Instruction
Please write out the material that follows, exactly as it stands.

======

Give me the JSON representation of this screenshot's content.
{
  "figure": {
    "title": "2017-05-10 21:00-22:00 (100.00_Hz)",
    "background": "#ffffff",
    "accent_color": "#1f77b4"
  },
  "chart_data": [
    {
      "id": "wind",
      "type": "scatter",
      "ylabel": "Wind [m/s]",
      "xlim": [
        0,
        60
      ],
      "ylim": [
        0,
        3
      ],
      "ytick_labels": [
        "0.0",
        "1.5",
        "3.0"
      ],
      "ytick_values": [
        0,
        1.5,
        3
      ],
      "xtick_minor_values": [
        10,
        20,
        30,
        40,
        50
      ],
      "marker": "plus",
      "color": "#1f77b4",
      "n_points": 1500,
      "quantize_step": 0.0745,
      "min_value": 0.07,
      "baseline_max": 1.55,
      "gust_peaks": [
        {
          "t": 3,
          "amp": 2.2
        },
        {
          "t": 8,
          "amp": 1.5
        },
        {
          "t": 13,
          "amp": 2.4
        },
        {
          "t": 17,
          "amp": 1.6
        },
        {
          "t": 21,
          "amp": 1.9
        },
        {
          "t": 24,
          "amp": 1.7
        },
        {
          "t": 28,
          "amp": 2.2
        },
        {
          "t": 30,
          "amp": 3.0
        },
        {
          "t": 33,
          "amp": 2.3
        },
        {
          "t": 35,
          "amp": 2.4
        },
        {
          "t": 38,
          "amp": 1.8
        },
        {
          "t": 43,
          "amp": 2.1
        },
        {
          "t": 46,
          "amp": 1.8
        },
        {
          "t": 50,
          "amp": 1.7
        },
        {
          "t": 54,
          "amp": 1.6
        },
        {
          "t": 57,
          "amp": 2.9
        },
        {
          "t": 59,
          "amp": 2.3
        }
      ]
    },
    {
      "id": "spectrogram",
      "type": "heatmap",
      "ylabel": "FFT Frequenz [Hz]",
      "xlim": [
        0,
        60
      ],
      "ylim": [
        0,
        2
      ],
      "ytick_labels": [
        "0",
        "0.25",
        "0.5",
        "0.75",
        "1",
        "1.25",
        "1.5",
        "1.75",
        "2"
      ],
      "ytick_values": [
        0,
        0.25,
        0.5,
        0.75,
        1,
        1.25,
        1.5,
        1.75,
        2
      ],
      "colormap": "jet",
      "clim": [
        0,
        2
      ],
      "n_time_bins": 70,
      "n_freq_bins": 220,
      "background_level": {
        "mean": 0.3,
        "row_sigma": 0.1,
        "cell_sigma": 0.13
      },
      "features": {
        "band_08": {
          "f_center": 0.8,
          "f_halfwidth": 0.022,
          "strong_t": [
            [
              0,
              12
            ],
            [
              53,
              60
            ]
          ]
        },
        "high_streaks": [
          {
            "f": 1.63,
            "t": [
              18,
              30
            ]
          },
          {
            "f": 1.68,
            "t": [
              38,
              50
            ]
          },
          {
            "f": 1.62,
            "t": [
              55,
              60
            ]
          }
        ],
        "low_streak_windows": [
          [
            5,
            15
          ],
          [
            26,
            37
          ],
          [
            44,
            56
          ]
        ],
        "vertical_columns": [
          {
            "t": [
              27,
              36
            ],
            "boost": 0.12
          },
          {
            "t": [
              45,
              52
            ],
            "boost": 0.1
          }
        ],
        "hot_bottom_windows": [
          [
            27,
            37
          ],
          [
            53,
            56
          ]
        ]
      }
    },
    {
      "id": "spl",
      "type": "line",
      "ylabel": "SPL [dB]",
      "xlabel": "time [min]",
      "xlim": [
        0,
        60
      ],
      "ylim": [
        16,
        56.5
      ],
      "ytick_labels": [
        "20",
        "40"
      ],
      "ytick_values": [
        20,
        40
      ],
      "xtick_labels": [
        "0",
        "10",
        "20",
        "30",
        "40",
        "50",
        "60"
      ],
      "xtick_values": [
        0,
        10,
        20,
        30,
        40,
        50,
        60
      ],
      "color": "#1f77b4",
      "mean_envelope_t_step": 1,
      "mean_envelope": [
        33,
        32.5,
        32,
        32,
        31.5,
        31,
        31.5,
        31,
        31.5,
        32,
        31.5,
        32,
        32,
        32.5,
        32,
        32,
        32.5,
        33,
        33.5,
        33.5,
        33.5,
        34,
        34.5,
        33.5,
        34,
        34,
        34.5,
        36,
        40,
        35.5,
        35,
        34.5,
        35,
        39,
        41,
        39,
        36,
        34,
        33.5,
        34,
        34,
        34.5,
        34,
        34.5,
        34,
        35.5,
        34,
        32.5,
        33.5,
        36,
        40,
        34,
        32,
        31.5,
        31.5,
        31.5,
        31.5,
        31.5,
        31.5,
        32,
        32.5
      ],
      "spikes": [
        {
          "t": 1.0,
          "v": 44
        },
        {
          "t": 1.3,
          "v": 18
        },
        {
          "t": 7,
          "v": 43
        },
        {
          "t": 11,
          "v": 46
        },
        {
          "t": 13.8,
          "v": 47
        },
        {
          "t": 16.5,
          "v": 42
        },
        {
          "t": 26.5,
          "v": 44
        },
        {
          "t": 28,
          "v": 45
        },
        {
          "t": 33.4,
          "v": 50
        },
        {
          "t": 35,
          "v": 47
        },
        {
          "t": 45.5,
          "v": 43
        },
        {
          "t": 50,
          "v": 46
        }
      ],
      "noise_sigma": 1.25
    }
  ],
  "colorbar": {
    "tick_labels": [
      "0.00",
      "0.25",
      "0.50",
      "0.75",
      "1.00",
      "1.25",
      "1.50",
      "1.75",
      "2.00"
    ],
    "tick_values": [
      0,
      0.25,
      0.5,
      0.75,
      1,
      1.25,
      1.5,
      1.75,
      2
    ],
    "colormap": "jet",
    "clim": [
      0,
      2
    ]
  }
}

======

Solution to this task
Give me the JSON representation of this screenshot's content.
{
  "figure": {
    "title": "2017-05-10 21:00-22:00 (100.00_Hz)",
    "background": "#ffffff",
    "accent_color": "#1f77b4"
  },
  "chart_data": [
    {
      "id": "wind",
      "type": "scatter",
      "ylabel": "Wind [m/s]",
      "xlim": [
        0,
        60
      ],
      "ylim": [
        0,
        3
      ],
      "ytick_labels": [
        "0.0",
        "1.5",
        "3.0"
      ],
      "ytick_values": [
        0,
        1.5,
        3
      ],
      "xtick_minor_values": [
        10,
        20,
        30,
        40,
        50
      ],
      "marker": "plus",
      "color": "#1f77b4",
      "n_points": 1500,
      "quantize_step": 0.0745,
      "min_value": 0.07,
      "baseline_max": 1.55,
      "gust_peaks": [
        {
          "t": 3,
          "amp": 2.2
        },
        {
          "t": 8,
          "amp": 1.5
        },
        {
          "t": 13,
          "amp": 2.4
        },
        {
          "t": 17,
          "amp": 1.6
        },
        {
          "t": 21,
          "amp": 1.9
        },
        {
          "t": 24,
          "amp": 1.7
        },
        {
          "t": 28,
          "amp": 2.2
        },
        {
          "t": 30,
          "amp": 3.0
        },
        {
          "t": 33,
          "amp": 2.3
        },
        {
          "t": 35,
          "amp": 2.4
        },
        {
          "t": 38,
          "amp": 1.8
        },
        {
          "t": 43,
          "amp": 2.1
        },
        {
          "t": 46,
          "amp": 1.8
        },
        {
          "t": 50,
          "amp": 1.7
        },
        {
          "t": 54,
          "amp": 1.6
        },
        {
          "t": 57,
          "amp": 2.9
        },
        {
          "t": 59,
          "amp": 2.3
        }
      ]
    },
    {
      "id": "spectrogram",
      "type": "heatmap",
      "ylabel": "FFT Frequenz [Hz]",
      "xlim": [
        0,
        60
      ],
      "ylim": [
        0,
        2
      ],
      "ytick_labels": [
        "0",
        "0.25",
        "0.5",
        "0.75",
        "1",
        "1.25",
        "1.5",
        "1.75",
        "2"
      ],
      "ytick_values": [
        0,
        0.25,
        0.5,
        0.75,
        1,
        1.25,
        1.5,
        1.75,
        2
      ],
      "colormap": "jet",
      "clim": [
        0,
        2
      ],
      "n_time_bins": 70,
      "n_freq_bins": 220,
      "background_level": {
        "mean": 0.3,
        "row_sigma": 0.1,
        "cell_sigma": 0.13
      },
      "features": {
        "band_08": {
          "f_center": 0.8,
          "f_halfwidth": 0.022,
          "strong_t": [
            [
              0,
              12
            ],
            [
              53,
              60
            ]
          ]
        },
        "high_streaks": [
          {
            "f": 1.63,
            "t": [
              18,
              30
            ]
          },
          {
            "f": 1.68,
            "t": [
              38,
              50
            ]
          },
          {
            "f": 1.62,
            "t": [
              55,
              60
            ]
          }
        ],
        "low_streak_windows": [
          [
            5,
            15
          ],
          [
            26,
            37
          ],
          [
            44,
            56
          ]
        ],
        "vertical_columns": [
          {
            "t": [
              27,
              36
            ],
            "boost": 0.12
          },
          {
            "t": [
              45,
              52
            ],
            "boost": 0.1
          }
        ],
        "hot_bottom_windows": [
          [
            27,
            37
          ],
          [
            53,
            56
          ]
        ]
      }
    },
    {
      "id": "spl",
      "type": "line",
      "ylabel": "SPL [dB]",
      "xlabel": "time [min]",
      "xlim": [
        0,
        60
      ],
      "ylim": [
        16,
        56.5
      ],
      "ytick_labels": [
        "20",
        "40"
      ],
      "ytick_values": [
        20,
        40
      ],
      "xtick_labels": [
        "0",
        "10",
        "20",
        "30",
        "40",
        "50",
        "60"
      ],
      "xtick_values": [
        0,
        10,
        20,
        30,
        40,
        50,
        60
      ],
      "color": "#1f77b4",
      "mean_envelope_t_step": 1,
      "mean_envelope": [
        33,
        32.5,
        32,
        32,
        31.5,
        31,
        31.5,
        31,
        31.5,
        32,
        31.5,
        32,
        32,
        32.5,
        32,
        32,
        32.5,
        33,
        33.5,
        33.5,
        33.5,
        34,
        34.5,
        33.5,
        34,
        34,
        34.5,
        36,
        40,
        35.5,
        35,
        34.5,
        35,
        39,
        41,
        39,
        36,
        34,
        33.5,
        34,
        34,
        34.5,
        34,
        34.5,
        34,
        35.5,
        34,
        32.5,
        33.5,
        36,
        40,
        34,
        32,
        31.5,
        31.5,
        31.5,
        31.5,
        31.5,
        31.5,
        32,
        32.5
      ],
      "spikes": [
        {
          "t": 1.0,
          "v": 44
        },
        {
          "t": 1.3,
          "v": 18
        },
        {
          "t": 7,
          "v": 43
        },
        {
          "t": 11,
          "v": 46
        },
        {
          "t": 13.8,
          "v": 47
        },
        {
          "t": 16.5,
          "v": 42
        },
        {
          "t": 26.5,
          "v": 44
        },
        {
          "t": 28,
          "v": 45
        },
        {
          "t": 33.4,
          "v": 50
        },
        {
          "t": 35,
          "v": 47
        },
        {
          "t": 45.5,
          "v": 43
        },
        {
          "t": 50,
          "v": 46
        }
      ],
      "noise_sigma": 1.25
    }
  ],
  "colorbar": {
    "tick_labels": [
      "0.00",
      "0.25",
      "0.50",
      "0.75",
      "1.00",
      "1.25",
      "1.50",
      "1.75",
      "2.00"
    ],
    "tick_values": [
      0,
      0.25,
      0.5,
      0.75,
      1,
      1.25,
      1.5,
      1.75,
      2
    ],
    "colormap": "jet",
    "clim": [
      0,
      2
    ]
  }
}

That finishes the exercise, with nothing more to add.